§ Aim
What's needed is an exact copy of the lines from the one that contains "Extract the structured" to the end of the data below, leaving the pictures out.
··· Records for this task ···
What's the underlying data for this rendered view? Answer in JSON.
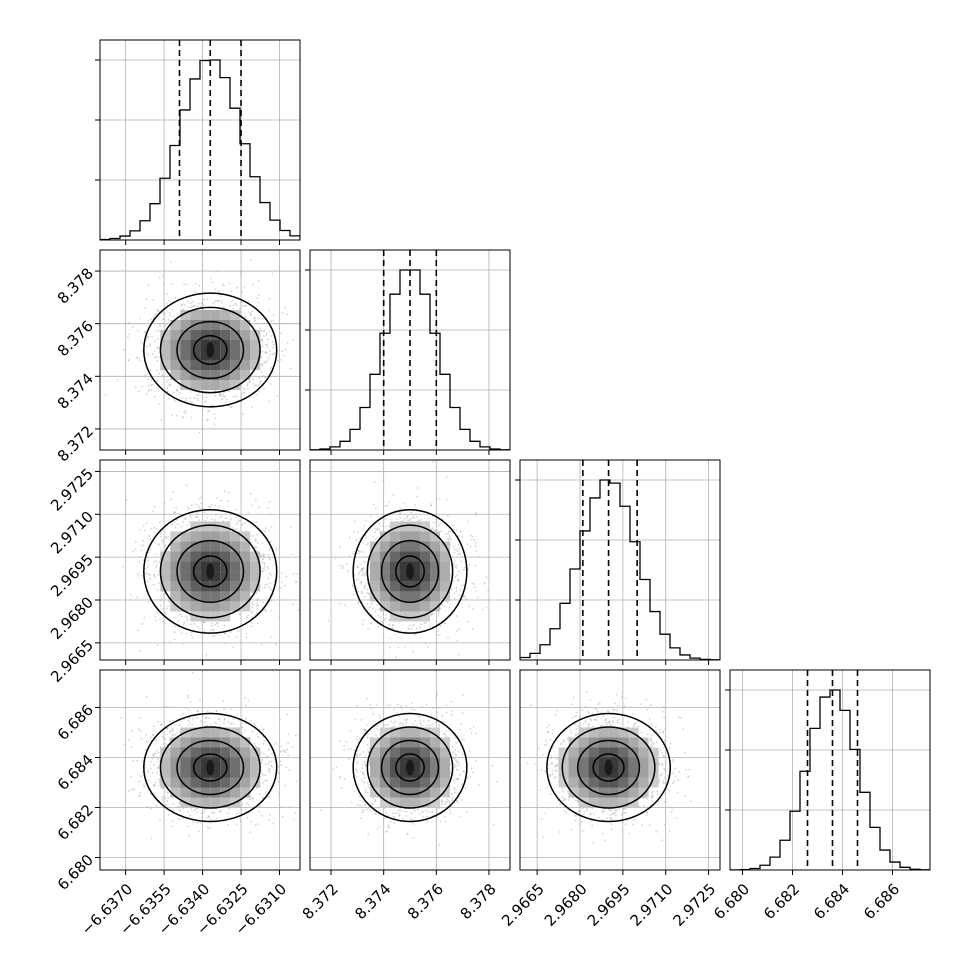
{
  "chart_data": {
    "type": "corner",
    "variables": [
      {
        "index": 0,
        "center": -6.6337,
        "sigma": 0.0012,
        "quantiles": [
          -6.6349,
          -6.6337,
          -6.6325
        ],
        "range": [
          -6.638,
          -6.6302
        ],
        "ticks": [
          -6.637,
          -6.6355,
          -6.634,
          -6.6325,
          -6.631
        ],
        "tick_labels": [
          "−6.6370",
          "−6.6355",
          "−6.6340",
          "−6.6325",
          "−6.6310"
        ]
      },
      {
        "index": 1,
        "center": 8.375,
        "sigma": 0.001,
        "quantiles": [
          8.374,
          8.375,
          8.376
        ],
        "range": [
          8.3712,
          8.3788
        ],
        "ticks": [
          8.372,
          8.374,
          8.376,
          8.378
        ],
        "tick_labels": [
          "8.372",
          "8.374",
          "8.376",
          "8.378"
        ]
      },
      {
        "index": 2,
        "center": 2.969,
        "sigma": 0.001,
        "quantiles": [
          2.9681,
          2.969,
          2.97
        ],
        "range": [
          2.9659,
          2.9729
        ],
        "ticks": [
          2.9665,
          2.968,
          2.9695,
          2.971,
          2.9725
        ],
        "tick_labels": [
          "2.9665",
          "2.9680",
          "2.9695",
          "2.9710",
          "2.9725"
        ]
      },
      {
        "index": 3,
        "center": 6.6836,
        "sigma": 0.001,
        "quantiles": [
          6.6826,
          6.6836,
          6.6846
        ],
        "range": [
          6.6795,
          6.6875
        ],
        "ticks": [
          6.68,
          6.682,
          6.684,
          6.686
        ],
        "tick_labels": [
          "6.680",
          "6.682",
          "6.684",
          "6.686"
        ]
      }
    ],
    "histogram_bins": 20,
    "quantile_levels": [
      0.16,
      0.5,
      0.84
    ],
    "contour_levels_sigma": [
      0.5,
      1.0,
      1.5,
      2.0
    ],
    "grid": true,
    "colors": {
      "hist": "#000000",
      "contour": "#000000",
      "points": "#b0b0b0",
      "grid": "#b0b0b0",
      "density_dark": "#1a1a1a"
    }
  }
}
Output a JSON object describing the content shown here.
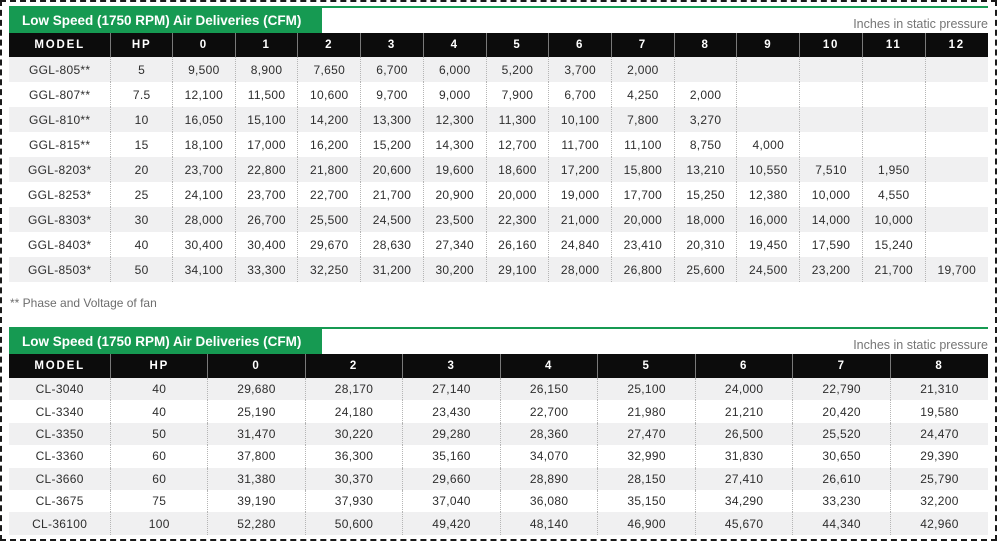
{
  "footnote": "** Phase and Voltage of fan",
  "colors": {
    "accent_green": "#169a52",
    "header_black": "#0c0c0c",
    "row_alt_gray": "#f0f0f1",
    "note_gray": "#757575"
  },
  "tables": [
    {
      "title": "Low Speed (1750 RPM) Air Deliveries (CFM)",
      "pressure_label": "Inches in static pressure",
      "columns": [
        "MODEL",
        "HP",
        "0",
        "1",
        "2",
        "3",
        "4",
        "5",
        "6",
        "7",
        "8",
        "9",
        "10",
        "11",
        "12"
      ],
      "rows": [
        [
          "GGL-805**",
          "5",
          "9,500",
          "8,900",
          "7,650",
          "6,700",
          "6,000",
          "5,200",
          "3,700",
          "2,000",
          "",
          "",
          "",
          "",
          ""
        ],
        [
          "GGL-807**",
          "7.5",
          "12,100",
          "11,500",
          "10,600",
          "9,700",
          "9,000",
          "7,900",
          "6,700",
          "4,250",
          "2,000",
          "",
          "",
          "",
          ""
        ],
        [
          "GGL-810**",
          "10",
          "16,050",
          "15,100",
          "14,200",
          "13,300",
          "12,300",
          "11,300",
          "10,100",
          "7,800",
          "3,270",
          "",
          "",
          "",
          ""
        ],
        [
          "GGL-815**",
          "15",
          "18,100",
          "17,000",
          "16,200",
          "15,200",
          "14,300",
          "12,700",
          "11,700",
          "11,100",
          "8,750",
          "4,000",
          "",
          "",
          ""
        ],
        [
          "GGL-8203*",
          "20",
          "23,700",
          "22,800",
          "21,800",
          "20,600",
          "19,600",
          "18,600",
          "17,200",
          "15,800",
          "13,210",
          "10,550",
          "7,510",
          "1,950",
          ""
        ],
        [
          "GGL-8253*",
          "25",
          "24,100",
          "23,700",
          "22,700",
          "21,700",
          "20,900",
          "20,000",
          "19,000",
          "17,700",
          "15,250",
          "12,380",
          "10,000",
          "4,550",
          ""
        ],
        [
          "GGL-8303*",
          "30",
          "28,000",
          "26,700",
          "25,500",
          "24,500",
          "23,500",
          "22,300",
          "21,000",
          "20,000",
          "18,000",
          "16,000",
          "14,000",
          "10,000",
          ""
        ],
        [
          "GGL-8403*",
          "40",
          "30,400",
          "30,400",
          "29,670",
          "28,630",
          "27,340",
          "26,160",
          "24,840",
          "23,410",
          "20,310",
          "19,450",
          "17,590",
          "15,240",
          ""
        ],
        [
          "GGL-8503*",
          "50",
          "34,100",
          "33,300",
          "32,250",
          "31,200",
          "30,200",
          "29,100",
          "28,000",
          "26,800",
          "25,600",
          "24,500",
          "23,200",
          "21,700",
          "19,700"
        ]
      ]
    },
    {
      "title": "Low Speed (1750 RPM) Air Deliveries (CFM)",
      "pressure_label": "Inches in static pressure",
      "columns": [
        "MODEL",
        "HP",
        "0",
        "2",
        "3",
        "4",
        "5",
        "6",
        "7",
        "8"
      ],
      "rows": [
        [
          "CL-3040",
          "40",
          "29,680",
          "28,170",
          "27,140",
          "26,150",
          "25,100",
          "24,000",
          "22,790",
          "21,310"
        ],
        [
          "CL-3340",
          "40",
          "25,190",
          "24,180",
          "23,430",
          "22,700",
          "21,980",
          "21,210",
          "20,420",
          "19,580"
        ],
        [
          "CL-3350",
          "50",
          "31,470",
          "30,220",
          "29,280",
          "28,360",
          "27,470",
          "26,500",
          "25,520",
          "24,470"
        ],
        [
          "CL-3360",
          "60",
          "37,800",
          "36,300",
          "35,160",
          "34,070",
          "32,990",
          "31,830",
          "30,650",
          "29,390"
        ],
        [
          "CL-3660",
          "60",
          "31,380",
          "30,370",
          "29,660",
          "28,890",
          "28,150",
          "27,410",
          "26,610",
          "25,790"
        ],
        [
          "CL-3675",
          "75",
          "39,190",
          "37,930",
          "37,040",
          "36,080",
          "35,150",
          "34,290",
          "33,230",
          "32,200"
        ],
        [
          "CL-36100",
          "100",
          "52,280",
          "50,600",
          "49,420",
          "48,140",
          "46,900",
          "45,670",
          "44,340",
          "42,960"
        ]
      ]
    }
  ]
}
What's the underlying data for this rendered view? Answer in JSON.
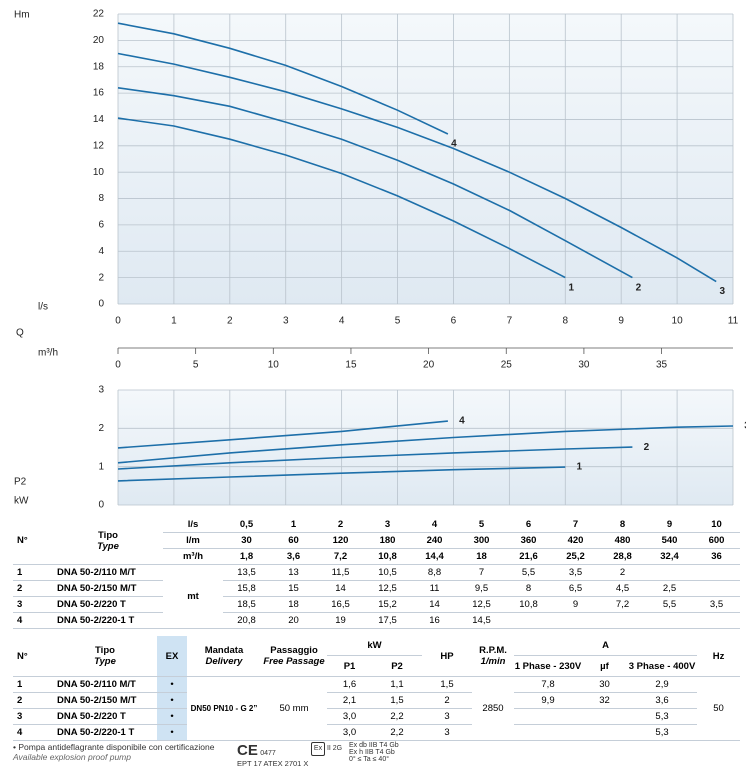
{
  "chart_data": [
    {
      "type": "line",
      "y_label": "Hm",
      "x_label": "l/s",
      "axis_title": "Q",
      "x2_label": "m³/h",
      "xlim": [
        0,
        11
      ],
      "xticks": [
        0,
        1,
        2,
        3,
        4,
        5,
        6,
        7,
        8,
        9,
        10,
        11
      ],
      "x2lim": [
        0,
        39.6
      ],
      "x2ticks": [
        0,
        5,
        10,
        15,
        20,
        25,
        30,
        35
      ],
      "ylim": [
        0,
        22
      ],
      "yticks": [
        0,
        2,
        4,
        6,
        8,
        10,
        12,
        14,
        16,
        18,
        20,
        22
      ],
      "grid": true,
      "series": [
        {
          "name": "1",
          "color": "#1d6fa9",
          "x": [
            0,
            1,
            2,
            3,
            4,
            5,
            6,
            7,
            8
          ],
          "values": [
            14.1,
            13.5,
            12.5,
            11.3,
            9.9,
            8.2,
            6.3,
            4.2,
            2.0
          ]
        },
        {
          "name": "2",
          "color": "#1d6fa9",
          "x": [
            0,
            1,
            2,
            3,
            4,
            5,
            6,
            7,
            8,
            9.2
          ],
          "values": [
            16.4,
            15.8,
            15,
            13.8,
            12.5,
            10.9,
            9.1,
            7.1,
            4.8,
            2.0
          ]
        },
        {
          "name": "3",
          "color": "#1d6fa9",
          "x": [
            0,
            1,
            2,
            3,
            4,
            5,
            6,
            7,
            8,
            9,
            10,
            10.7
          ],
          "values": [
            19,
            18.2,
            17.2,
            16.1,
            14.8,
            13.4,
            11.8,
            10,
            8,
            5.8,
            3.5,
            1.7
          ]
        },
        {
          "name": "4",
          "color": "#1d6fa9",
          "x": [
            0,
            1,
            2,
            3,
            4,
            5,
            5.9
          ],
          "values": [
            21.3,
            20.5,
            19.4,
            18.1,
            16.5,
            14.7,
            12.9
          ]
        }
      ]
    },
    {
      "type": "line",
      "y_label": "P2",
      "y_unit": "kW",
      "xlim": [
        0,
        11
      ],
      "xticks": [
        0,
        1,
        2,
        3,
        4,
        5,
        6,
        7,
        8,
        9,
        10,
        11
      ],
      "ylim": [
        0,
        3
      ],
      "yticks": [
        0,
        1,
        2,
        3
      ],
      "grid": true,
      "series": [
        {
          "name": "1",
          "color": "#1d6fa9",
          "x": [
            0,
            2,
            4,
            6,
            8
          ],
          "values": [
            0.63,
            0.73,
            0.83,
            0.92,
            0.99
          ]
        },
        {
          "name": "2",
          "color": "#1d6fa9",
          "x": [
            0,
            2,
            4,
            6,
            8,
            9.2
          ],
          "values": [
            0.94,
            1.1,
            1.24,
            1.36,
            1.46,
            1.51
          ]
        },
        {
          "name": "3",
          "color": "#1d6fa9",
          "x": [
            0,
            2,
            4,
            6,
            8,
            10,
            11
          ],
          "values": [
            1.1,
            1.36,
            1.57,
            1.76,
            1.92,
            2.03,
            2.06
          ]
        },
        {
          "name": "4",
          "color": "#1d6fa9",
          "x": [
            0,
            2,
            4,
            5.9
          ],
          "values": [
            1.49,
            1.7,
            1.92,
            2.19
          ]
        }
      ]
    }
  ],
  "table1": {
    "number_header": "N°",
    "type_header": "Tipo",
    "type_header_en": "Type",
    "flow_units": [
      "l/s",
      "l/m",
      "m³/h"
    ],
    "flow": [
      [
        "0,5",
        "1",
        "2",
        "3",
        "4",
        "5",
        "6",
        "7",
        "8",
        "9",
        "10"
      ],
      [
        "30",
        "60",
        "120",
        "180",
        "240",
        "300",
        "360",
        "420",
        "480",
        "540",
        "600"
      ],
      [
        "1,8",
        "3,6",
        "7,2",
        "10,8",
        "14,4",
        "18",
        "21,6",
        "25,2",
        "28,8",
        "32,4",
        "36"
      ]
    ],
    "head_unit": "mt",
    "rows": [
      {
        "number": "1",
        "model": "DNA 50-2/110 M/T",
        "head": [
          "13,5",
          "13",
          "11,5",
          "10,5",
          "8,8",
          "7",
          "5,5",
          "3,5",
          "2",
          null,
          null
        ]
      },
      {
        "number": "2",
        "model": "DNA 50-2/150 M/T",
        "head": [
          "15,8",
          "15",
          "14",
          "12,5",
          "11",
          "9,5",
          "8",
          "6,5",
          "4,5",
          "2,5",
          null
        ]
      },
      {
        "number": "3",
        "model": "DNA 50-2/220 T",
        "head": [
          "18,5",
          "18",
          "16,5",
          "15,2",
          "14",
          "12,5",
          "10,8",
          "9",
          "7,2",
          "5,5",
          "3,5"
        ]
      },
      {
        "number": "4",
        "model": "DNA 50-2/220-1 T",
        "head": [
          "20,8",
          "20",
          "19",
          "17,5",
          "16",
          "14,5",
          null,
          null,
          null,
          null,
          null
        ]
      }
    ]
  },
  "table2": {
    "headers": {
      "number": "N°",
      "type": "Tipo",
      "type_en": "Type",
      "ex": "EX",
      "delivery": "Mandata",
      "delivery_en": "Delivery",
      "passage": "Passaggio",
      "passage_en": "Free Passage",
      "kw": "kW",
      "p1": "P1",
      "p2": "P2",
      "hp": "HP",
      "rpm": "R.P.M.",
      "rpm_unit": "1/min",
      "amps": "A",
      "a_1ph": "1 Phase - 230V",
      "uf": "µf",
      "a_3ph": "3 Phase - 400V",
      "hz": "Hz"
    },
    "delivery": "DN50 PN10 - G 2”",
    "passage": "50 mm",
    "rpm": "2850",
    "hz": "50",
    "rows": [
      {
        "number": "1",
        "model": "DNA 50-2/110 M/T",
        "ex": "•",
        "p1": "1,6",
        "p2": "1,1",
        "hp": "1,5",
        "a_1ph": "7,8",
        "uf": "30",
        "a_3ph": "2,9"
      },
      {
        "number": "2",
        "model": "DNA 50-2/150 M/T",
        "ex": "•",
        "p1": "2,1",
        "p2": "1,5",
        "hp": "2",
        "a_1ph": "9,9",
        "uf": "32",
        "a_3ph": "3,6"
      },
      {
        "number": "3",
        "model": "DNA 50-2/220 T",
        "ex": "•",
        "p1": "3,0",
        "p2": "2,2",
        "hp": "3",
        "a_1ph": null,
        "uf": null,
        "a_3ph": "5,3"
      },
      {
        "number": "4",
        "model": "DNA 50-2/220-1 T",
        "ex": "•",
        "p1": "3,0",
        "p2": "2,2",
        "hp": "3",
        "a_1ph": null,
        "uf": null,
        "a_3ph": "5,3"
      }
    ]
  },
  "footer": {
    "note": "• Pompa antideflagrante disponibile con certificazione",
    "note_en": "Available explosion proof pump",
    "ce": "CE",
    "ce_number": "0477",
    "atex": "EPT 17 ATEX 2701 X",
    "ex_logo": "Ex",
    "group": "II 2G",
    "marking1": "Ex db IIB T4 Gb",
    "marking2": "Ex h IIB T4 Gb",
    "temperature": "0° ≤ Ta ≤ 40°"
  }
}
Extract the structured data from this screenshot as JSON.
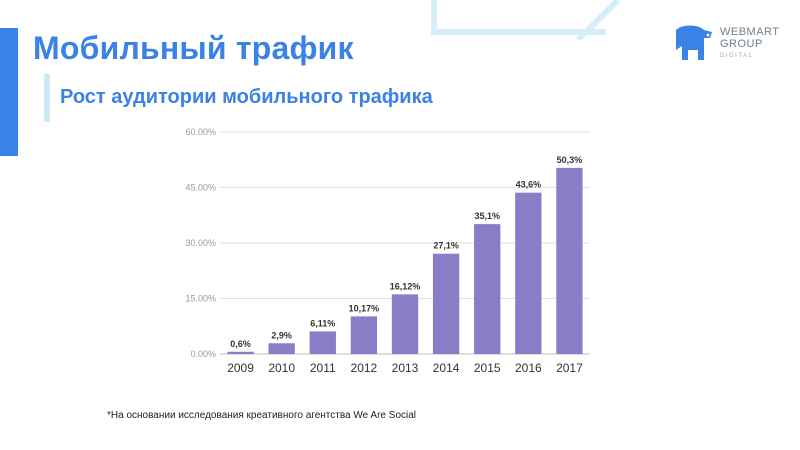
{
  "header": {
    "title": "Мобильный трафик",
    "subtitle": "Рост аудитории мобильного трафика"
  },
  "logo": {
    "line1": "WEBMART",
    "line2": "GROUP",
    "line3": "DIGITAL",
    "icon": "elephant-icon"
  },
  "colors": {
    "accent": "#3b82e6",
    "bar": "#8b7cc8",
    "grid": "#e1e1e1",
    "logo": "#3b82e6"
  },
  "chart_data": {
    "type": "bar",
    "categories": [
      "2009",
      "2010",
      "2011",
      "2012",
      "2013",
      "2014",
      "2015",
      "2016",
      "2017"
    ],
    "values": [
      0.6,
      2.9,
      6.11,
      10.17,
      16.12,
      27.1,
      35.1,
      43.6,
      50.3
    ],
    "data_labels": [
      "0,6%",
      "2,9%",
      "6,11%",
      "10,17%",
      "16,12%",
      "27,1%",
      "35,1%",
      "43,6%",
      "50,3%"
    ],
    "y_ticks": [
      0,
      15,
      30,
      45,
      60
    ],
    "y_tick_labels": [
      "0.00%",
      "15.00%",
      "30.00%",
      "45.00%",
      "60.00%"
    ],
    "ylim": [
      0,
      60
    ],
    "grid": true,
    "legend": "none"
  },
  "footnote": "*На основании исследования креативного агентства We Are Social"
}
···
§ Finished task
Extract the structured data from this screenshot as JSON.
{
  "header": {
    "title": "Мобильный трафик",
    "subtitle": "Рост аудитории мобильного трафика"
  },
  "logo": {
    "line1": "WEBMART",
    "line2": "GROUP",
    "line3": "DIGITAL",
    "icon": "elephant-icon"
  },
  "colors": {
    "accent": "#3b82e6",
    "bar": "#8b7cc8",
    "grid": "#e1e1e1",
    "logo": "#3b82e6"
  },
  "chart_data": {
    "type": "bar",
    "categories": [
      "2009",
      "2010",
      "2011",
      "2012",
      "2013",
      "2014",
      "2015",
      "2016",
      "2017"
    ],
    "values": [
      0.6,
      2.9,
      6.11,
      10.17,
      16.12,
      27.1,
      35.1,
      43.6,
      50.3
    ],
    "data_labels": [
      "0,6%",
      "2,9%",
      "6,11%",
      "10,17%",
      "16,12%",
      "27,1%",
      "35,1%",
      "43,6%",
      "50,3%"
    ],
    "y_ticks": [
      0,
      15,
      30,
      45,
      60
    ],
    "y_tick_labels": [
      "0.00%",
      "15.00%",
      "30.00%",
      "45.00%",
      "60.00%"
    ],
    "ylim": [
      0,
      60
    ],
    "grid": true,
    "legend": "none"
  },
  "footnote": "*На основании исследования креативного агентства We Are Social"
}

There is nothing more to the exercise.